• What you are asked to do: Would you set down every entry shown below, precisely as written?

Stored data
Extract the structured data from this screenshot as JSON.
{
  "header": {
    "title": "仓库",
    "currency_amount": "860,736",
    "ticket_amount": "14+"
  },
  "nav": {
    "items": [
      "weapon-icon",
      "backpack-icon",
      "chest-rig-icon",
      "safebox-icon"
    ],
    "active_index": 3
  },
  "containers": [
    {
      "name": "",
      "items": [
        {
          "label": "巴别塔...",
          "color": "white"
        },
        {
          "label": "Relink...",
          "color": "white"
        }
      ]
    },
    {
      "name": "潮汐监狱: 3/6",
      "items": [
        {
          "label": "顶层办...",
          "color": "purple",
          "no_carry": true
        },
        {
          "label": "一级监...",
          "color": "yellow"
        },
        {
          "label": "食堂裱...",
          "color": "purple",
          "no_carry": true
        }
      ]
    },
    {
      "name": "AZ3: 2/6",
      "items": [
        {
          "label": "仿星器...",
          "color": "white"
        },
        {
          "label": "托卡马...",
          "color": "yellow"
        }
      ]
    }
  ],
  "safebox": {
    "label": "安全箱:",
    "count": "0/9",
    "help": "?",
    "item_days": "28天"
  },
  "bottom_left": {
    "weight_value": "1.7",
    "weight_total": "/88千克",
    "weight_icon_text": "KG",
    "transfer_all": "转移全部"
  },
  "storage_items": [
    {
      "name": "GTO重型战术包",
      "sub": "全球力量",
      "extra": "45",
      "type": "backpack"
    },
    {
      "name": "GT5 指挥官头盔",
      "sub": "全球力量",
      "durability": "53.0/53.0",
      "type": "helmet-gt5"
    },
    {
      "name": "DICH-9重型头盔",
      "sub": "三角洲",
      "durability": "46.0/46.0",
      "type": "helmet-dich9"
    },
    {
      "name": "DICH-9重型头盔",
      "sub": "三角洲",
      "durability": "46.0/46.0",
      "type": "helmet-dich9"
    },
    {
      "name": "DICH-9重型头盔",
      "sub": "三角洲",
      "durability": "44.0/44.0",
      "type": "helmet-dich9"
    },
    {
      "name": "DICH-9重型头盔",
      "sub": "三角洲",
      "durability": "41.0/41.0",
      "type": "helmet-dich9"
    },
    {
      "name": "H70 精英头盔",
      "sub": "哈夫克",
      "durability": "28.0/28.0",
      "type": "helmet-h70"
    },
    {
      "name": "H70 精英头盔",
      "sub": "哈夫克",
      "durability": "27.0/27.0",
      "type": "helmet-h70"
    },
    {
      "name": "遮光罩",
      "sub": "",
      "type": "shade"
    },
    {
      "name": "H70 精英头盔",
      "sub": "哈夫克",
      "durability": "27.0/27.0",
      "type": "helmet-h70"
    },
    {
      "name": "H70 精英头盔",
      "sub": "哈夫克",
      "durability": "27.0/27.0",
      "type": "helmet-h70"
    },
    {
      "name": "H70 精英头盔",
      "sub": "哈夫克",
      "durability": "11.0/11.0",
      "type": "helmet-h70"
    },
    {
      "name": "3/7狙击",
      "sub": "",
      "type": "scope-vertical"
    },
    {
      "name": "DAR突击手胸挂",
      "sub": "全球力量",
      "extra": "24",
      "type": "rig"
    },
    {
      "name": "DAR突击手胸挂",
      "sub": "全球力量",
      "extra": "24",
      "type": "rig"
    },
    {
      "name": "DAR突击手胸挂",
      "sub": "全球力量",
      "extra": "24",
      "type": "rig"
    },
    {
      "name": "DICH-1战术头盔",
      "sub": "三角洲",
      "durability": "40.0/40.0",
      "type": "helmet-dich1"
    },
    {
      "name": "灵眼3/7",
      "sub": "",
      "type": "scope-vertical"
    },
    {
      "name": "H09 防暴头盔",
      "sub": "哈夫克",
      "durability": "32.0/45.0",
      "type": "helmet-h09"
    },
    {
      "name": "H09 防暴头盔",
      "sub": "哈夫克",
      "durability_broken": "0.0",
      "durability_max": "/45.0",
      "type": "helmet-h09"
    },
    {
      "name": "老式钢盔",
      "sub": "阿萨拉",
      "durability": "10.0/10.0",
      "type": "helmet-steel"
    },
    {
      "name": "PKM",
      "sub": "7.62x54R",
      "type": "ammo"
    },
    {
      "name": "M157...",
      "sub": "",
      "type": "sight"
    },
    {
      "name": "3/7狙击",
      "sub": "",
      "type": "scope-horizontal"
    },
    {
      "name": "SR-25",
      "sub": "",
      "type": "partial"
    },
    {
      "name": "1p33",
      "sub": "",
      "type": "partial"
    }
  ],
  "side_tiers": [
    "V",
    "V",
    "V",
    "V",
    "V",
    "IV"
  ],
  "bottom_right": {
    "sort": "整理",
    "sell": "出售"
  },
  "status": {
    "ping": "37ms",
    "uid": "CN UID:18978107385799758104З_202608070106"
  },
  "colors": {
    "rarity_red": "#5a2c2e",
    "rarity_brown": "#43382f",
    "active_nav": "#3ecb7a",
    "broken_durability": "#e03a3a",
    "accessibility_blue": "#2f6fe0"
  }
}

• Output of the task:
Extract the structured data from this screenshot as JSON.
{
  "header": {
    "title": "仓库",
    "currency_amount": "860,736",
    "ticket_amount": "14+"
  },
  "nav": {
    "items": [
      "weapon-icon",
      "backpack-icon",
      "chest-rig-icon",
      "safebox-icon"
    ],
    "active_index": 3
  },
  "containers": [
    {
      "name": "",
      "items": [
        {
          "label": "巴别塔...",
          "color": "white"
        },
        {
          "label": "Relink...",
          "color": "white"
        }
      ]
    },
    {
      "name": "潮汐监狱: 3/6",
      "items": [
        {
          "label": "顶层办...",
          "color": "purple",
          "no_carry": true
        },
        {
          "label": "一级监...",
          "color": "yellow"
        },
        {
          "label": "食堂裱...",
          "color": "purple",
          "no_carry": true
        }
      ]
    },
    {
      "name": "AZ3: 2/6",
      "items": [
        {
          "label": "仿星器...",
          "color": "white"
        },
        {
          "label": "托卡马...",
          "color": "yellow"
        }
      ]
    }
  ],
  "safebox": {
    "label": "安全箱:",
    "count": "0/9",
    "help": "?",
    "item_days": "28天"
  },
  "bottom_left": {
    "weight_value": "1.7",
    "weight_total": "/88千克",
    "weight_icon_text": "KG",
    "transfer_all": "转移全部"
  },
  "storage_items": [
    {
      "name": "GTO重型战术包",
      "sub": "全球力量",
      "extra": "45",
      "type": "backpack"
    },
    {
      "name": "GT5 指挥官头盔",
      "sub": "全球力量",
      "durability": "53.0/53.0",
      "type": "helmet-gt5"
    },
    {
      "name": "DICH-9重型头盔",
      "sub": "三角洲",
      "durability": "46.0/46.0",
      "type": "helmet-dich9"
    },
    {
      "name": "DICH-9重型头盔",
      "sub": "三角洲",
      "durability": "46.0/46.0",
      "type": "helmet-dich9"
    },
    {
      "name": "DICH-9重型头盔",
      "sub": "三角洲",
      "durability": "44.0/44.0",
      "type": "helmet-dich9"
    },
    {
      "name": "DICH-9重型头盔",
      "sub": "三角洲",
      "durability": "41.0/41.0",
      "type": "helmet-dich9"
    },
    {
      "name": "H70 精英头盔",
      "sub": "哈夫克",
      "durability": "28.0/28.0",
      "type": "helmet-h70"
    },
    {
      "name": "H70 精英头盔",
      "sub": "哈夫克",
      "durability": "27.0/27.0",
      "type": "helmet-h70"
    },
    {
      "name": "遮光罩",
      "sub": "",
      "type": "shade"
    },
    {
      "name": "H70 精英头盔",
      "sub": "哈夫克",
      "durability": "27.0/27.0",
      "type": "helmet-h70"
    },
    {
      "name": "H70 精英头盔",
      "sub": "哈夫克",
      "durability": "27.0/27.0",
      "type": "helmet-h70"
    },
    {
      "name": "H70 精英头盔",
      "sub": "哈夫克",
      "durability": "11.0/11.0",
      "type": "helmet-h70"
    },
    {
      "name": "3/7狙击",
      "sub": "",
      "type": "scope-vertical"
    },
    {
      "name": "DAR突击手胸挂",
      "sub": "全球力量",
      "extra": "24",
      "type": "rig"
    },
    {
      "name": "DAR突击手胸挂",
      "sub": "全球力量",
      "extra": "24",
      "type": "rig"
    },
    {
      "name": "DAR突击手胸挂",
      "sub": "全球力量",
      "extra": "24",
      "type": "rig"
    },
    {
      "name": "DICH-1战术头盔",
      "sub": "三角洲",
      "durability": "40.0/40.0",
      "type": "helmet-dich1"
    },
    {
      "name": "灵眼3/7",
      "sub": "",
      "type": "scope-vertical"
    },
    {
      "name": "H09 防暴头盔",
      "sub": "哈夫克",
      "durability": "32.0/45.0",
      "type": "helmet-h09"
    },
    {
      "name": "H09 防暴头盔",
      "sub": "哈夫克",
      "durability_broken": "0.0",
      "durability_max": "/45.0",
      "type": "helmet-h09"
    },
    {
      "name": "老式钢盔",
      "sub": "阿萨拉",
      "durability": "10.0/10.0",
      "type": "helmet-steel"
    },
    {
      "name": "PKM",
      "sub": "7.62x54R",
      "type": "ammo"
    },
    {
      "name": "M157...",
      "sub": "",
      "type": "sight"
    },
    {
      "name": "3/7狙击",
      "sub": "",
      "type": "scope-horizontal"
    },
    {
      "name": "SR-25",
      "sub": "",
      "type": "partial"
    },
    {
      "name": "1p33",
      "sub": "",
      "type": "partial"
    }
  ],
  "side_tiers": [
    "V",
    "V",
    "V",
    "V",
    "V",
    "IV"
  ],
  "bottom_right": {
    "sort": "整理",
    "sell": "出售"
  },
  "status": {
    "ping": "37ms",
    "uid": "CN UID:18978107385799758104З_202608070106"
  },
  "colors": {
    "rarity_red": "#5a2c2e",
    "rarity_brown": "#43382f",
    "active_nav": "#3ecb7a",
    "broken_durability": "#e03a3a",
    "accessibility_blue": "#2f6fe0"
  }
}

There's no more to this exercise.